Spot each line that carries the word "information"; copy those lines.
***
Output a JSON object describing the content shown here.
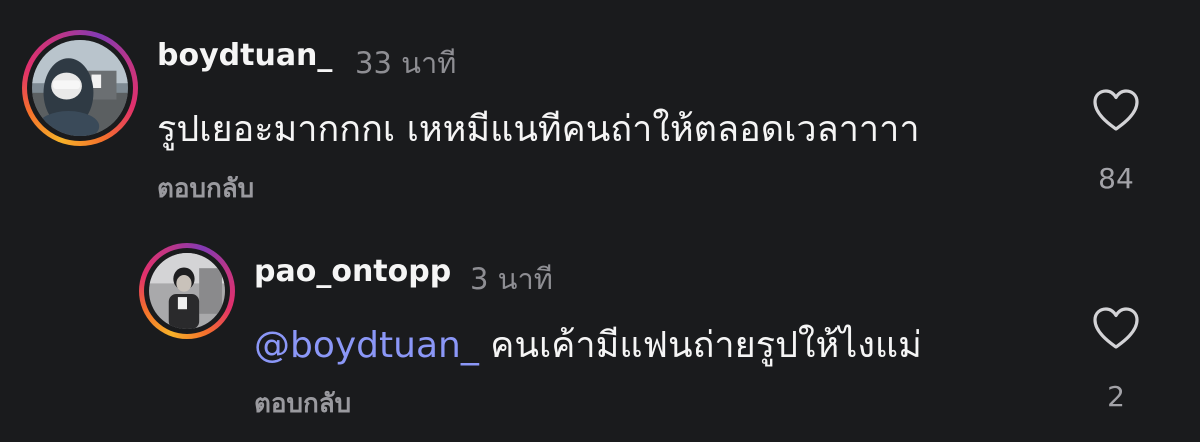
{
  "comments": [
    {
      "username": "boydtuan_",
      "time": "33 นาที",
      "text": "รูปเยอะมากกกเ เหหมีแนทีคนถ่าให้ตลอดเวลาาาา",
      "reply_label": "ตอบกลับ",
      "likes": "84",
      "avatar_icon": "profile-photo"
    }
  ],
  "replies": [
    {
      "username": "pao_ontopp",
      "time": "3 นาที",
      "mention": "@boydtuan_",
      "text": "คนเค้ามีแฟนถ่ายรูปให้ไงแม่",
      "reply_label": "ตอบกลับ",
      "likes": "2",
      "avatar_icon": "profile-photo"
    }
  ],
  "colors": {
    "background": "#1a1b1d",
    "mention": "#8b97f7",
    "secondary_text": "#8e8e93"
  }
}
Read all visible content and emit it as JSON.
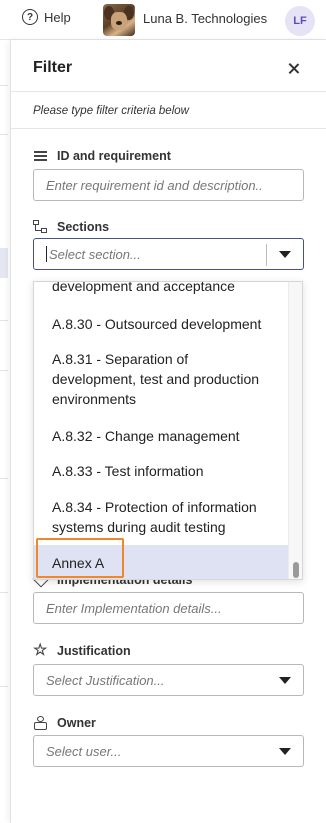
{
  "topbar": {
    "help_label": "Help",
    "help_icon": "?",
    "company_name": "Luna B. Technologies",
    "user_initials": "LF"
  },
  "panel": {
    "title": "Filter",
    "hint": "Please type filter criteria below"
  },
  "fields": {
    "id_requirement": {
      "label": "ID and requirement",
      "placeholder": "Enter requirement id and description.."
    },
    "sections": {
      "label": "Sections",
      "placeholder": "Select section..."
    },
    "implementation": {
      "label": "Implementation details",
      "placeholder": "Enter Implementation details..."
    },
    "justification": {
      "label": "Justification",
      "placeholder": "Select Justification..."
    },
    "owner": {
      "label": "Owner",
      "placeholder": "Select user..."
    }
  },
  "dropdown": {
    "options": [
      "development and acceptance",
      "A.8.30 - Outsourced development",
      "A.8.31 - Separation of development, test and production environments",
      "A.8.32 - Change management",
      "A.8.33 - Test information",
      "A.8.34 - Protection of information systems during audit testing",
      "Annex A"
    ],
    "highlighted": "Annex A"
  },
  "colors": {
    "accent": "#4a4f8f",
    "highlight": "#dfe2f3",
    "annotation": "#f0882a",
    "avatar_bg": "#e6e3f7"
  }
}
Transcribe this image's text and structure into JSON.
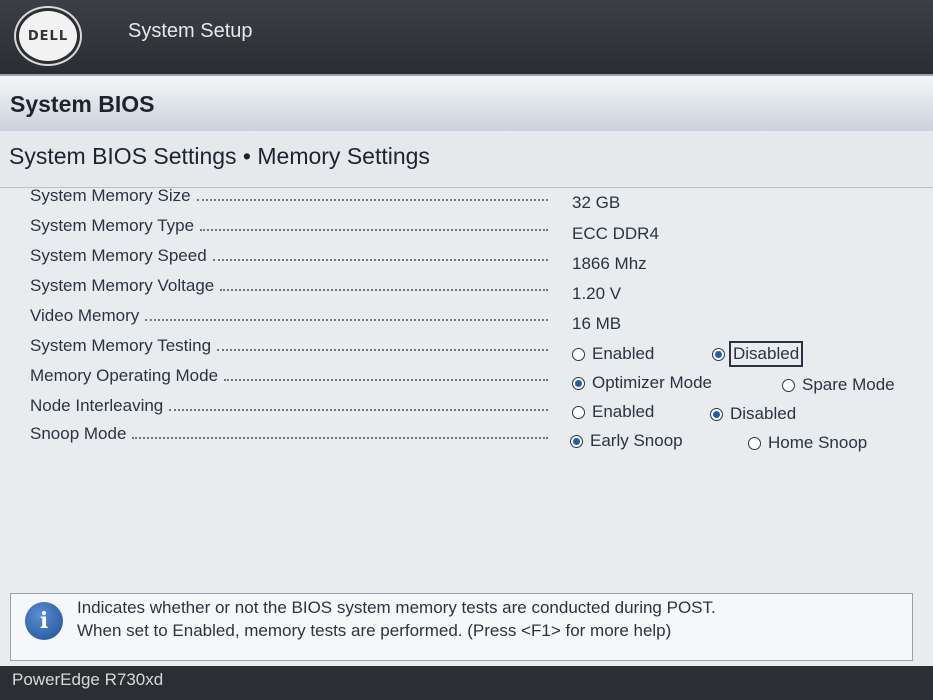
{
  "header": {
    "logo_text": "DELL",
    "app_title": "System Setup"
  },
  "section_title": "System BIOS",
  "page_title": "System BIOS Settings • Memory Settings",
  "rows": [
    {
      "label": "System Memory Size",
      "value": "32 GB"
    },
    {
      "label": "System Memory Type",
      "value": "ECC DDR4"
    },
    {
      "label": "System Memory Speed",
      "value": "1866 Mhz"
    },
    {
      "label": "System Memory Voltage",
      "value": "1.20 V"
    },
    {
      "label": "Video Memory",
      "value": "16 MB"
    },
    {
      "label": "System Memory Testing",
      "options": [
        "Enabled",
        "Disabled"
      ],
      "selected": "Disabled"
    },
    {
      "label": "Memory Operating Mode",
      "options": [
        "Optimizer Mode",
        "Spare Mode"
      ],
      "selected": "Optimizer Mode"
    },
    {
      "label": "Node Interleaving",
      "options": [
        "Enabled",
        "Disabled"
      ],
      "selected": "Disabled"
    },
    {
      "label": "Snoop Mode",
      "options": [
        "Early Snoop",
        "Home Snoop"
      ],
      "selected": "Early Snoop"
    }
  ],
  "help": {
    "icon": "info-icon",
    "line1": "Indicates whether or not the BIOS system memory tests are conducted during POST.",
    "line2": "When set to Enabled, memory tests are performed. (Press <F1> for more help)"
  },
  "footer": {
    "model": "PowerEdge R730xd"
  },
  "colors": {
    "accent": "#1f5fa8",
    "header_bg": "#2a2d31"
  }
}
***
EXERCISE OUTPUT:
      "A.8.33 - Test information",
      "A.8.34 - Protection of information systems during audit testing",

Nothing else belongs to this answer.